Omit the images, then output each of the records below exactly.
======== Data
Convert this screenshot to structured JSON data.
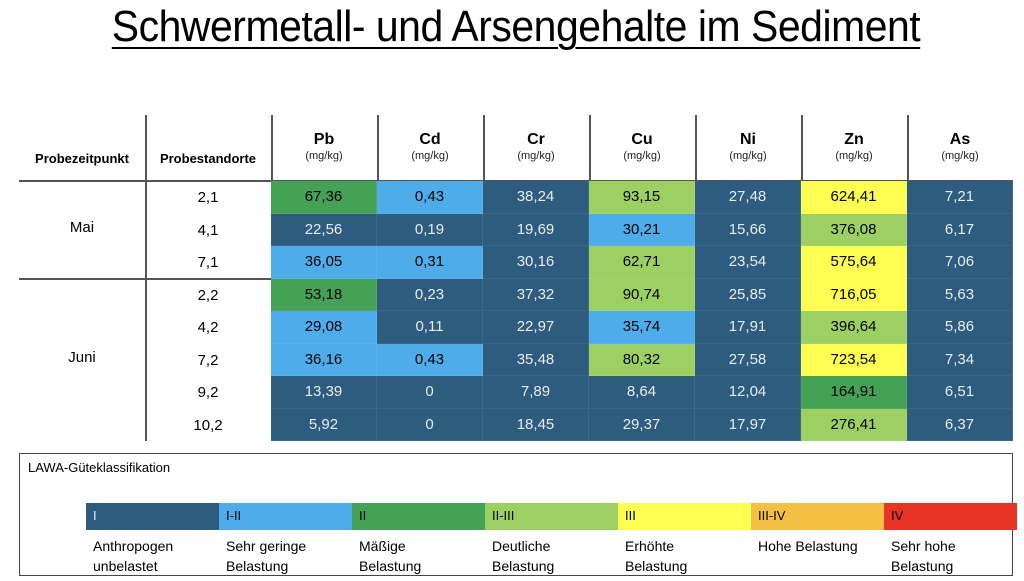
{
  "title": "Schwermetall- und Arsengehalte im Sediment",
  "classes": {
    "I": {
      "label": "I",
      "color": "#2e5c7f",
      "text": "dark",
      "desc": [
        "Anthropogen",
        "unbelastet"
      ]
    },
    "I-II": {
      "label": "I-II",
      "color": "#4eaceb",
      "text": "light",
      "desc": [
        "Sehr geringe",
        "Belastung"
      ]
    },
    "II": {
      "label": "II",
      "color": "#45a155",
      "text": "light",
      "desc": [
        "Mäßige",
        "Belastung"
      ]
    },
    "II-III": {
      "label": "II-III",
      "color": "#9dd063",
      "text": "light",
      "desc": [
        "Deutliche",
        "Belastung"
      ]
    },
    "III": {
      "label": "III",
      "color": "#fdfd52",
      "text": "light",
      "desc": [
        "Erhöhte",
        "Belastung"
      ]
    },
    "III-IV": {
      "label": "III-IV",
      "color": "#f4c044",
      "text": "light",
      "desc": [
        "Hohe Belastung",
        ""
      ]
    },
    "IV": {
      "label": "IV",
      "color": "#e83426",
      "text": "light",
      "desc": [
        "Sehr hohe",
        "Belastung"
      ]
    }
  },
  "table": {
    "header_time": "Probezeitpunkt",
    "header_site": "Probestandorte",
    "unit": "(mg/kg)",
    "columns": [
      "Pb",
      "Cd",
      "Cr",
      "Cu",
      "Ni",
      "Zn",
      "As"
    ],
    "groups": [
      {
        "month": "Mai",
        "rows": [
          {
            "site": "2,1",
            "values": [
              "67,36",
              "0,43",
              "38,24",
              "93,15",
              "27,48",
              "624,41",
              "7,21"
            ],
            "classes": [
              "II",
              "I-II",
              "I",
              "II-III",
              "I",
              "III",
              "I"
            ]
          },
          {
            "site": "4,1",
            "values": [
              "22,56",
              "0,19",
              "19,69",
              "30,21",
              "15,66",
              "376,08",
              "6,17"
            ],
            "classes": [
              "I",
              "I",
              "I",
              "I-II",
              "I",
              "II-III",
              "I"
            ]
          },
          {
            "site": "7,1",
            "values": [
              "36,05",
              "0,31",
              "30,16",
              "62,71",
              "23,54",
              "575,64",
              "7,06"
            ],
            "classes": [
              "I-II",
              "I-II",
              "I",
              "II-III",
              "I",
              "III",
              "I"
            ]
          }
        ]
      },
      {
        "month": "Juni",
        "rows": [
          {
            "site": "2,2",
            "values": [
              "53,18",
              "0,23",
              "37,32",
              "90,74",
              "25,85",
              "716,05",
              "5,63"
            ],
            "classes": [
              "II",
              "I",
              "I",
              "II-III",
              "I",
              "III",
              "I"
            ]
          },
          {
            "site": "4,2",
            "values": [
              "29,08",
              "0,11",
              "22,97",
              "35,74",
              "17,91",
              "396,64",
              "5,86"
            ],
            "classes": [
              "I-II",
              "I",
              "I",
              "I-II",
              "I",
              "II-III",
              "I"
            ]
          },
          {
            "site": "7,2",
            "values": [
              "36,16",
              "0,43",
              "35,48",
              "80,32",
              "27,58",
              "723,54",
              "7,34"
            ],
            "classes": [
              "I-II",
              "I-II",
              "I",
              "II-III",
              "I",
              "III",
              "I"
            ]
          },
          {
            "site": "9,2",
            "values": [
              "13,39",
              "0",
              "7,89",
              "8,64",
              "12,04",
              "164,91",
              "6,51"
            ],
            "classes": [
              "I",
              "I",
              "I",
              "I",
              "I",
              "II",
              "I"
            ]
          },
          {
            "site": "10,2",
            "values": [
              "5,92",
              "0",
              "18,45",
              "29,37",
              "17,97",
              "276,41",
              "6,37"
            ],
            "classes": [
              "I",
              "I",
              "I",
              "I",
              "I",
              "II-III",
              "I"
            ]
          }
        ]
      }
    ]
  },
  "legend": {
    "title": "LAWA-Güteklassifikation",
    "order": [
      "I",
      "I-II",
      "II",
      "II-III",
      "III",
      "III-IV",
      "IV"
    ]
  }
}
================
Written response |
Convert this screenshot to structured JSON data.
{
  "title": "Schwermetall- und Arsengehalte im Sediment",
  "classes": {
    "I": {
      "label": "I",
      "color": "#2e5c7f",
      "text": "dark",
      "desc": [
        "Anthropogen",
        "unbelastet"
      ]
    },
    "I-II": {
      "label": "I-II",
      "color": "#4eaceb",
      "text": "light",
      "desc": [
        "Sehr geringe",
        "Belastung"
      ]
    },
    "II": {
      "label": "II",
      "color": "#45a155",
      "text": "light",
      "desc": [
        "Mäßige",
        "Belastung"
      ]
    },
    "II-III": {
      "label": "II-III",
      "color": "#9dd063",
      "text": "light",
      "desc": [
        "Deutliche",
        "Belastung"
      ]
    },
    "III": {
      "label": "III",
      "color": "#fdfd52",
      "text": "light",
      "desc": [
        "Erhöhte",
        "Belastung"
      ]
    },
    "III-IV": {
      "label": "III-IV",
      "color": "#f4c044",
      "text": "light",
      "desc": [
        "Hohe Belastung",
        ""
      ]
    },
    "IV": {
      "label": "IV",
      "color": "#e83426",
      "text": "light",
      "desc": [
        "Sehr hohe",
        "Belastung"
      ]
    }
  },
  "table": {
    "header_time": "Probezeitpunkt",
    "header_site": "Probestandorte",
    "unit": "(mg/kg)",
    "columns": [
      "Pb",
      "Cd",
      "Cr",
      "Cu",
      "Ni",
      "Zn",
      "As"
    ],
    "groups": [
      {
        "month": "Mai",
        "rows": [
          {
            "site": "2,1",
            "values": [
              "67,36",
              "0,43",
              "38,24",
              "93,15",
              "27,48",
              "624,41",
              "7,21"
            ],
            "classes": [
              "II",
              "I-II",
              "I",
              "II-III",
              "I",
              "III",
              "I"
            ]
          },
          {
            "site": "4,1",
            "values": [
              "22,56",
              "0,19",
              "19,69",
              "30,21",
              "15,66",
              "376,08",
              "6,17"
            ],
            "classes": [
              "I",
              "I",
              "I",
              "I-II",
              "I",
              "II-III",
              "I"
            ]
          },
          {
            "site": "7,1",
            "values": [
              "36,05",
              "0,31",
              "30,16",
              "62,71",
              "23,54",
              "575,64",
              "7,06"
            ],
            "classes": [
              "I-II",
              "I-II",
              "I",
              "II-III",
              "I",
              "III",
              "I"
            ]
          }
        ]
      },
      {
        "month": "Juni",
        "rows": [
          {
            "site": "2,2",
            "values": [
              "53,18",
              "0,23",
              "37,32",
              "90,74",
              "25,85",
              "716,05",
              "5,63"
            ],
            "classes": [
              "II",
              "I",
              "I",
              "II-III",
              "I",
              "III",
              "I"
            ]
          },
          {
            "site": "4,2",
            "values": [
              "29,08",
              "0,11",
              "22,97",
              "35,74",
              "17,91",
              "396,64",
              "5,86"
            ],
            "classes": [
              "I-II",
              "I",
              "I",
              "I-II",
              "I",
              "II-III",
              "I"
            ]
          },
          {
            "site": "7,2",
            "values": [
              "36,16",
              "0,43",
              "35,48",
              "80,32",
              "27,58",
              "723,54",
              "7,34"
            ],
            "classes": [
              "I-II",
              "I-II",
              "I",
              "II-III",
              "I",
              "III",
              "I"
            ]
          },
          {
            "site": "9,2",
            "values": [
              "13,39",
              "0",
              "7,89",
              "8,64",
              "12,04",
              "164,91",
              "6,51"
            ],
            "classes": [
              "I",
              "I",
              "I",
              "I",
              "I",
              "II",
              "I"
            ]
          },
          {
            "site": "10,2",
            "values": [
              "5,92",
              "0",
              "18,45",
              "29,37",
              "17,97",
              "276,41",
              "6,37"
            ],
            "classes": [
              "I",
              "I",
              "I",
              "I",
              "I",
              "II-III",
              "I"
            ]
          }
        ]
      }
    ]
  },
  "legend": {
    "title": "LAWA-Güteklassifikation",
    "order": [
      "I",
      "I-II",
      "II",
      "II-III",
      "III",
      "III-IV",
      "IV"
    ]
  }
}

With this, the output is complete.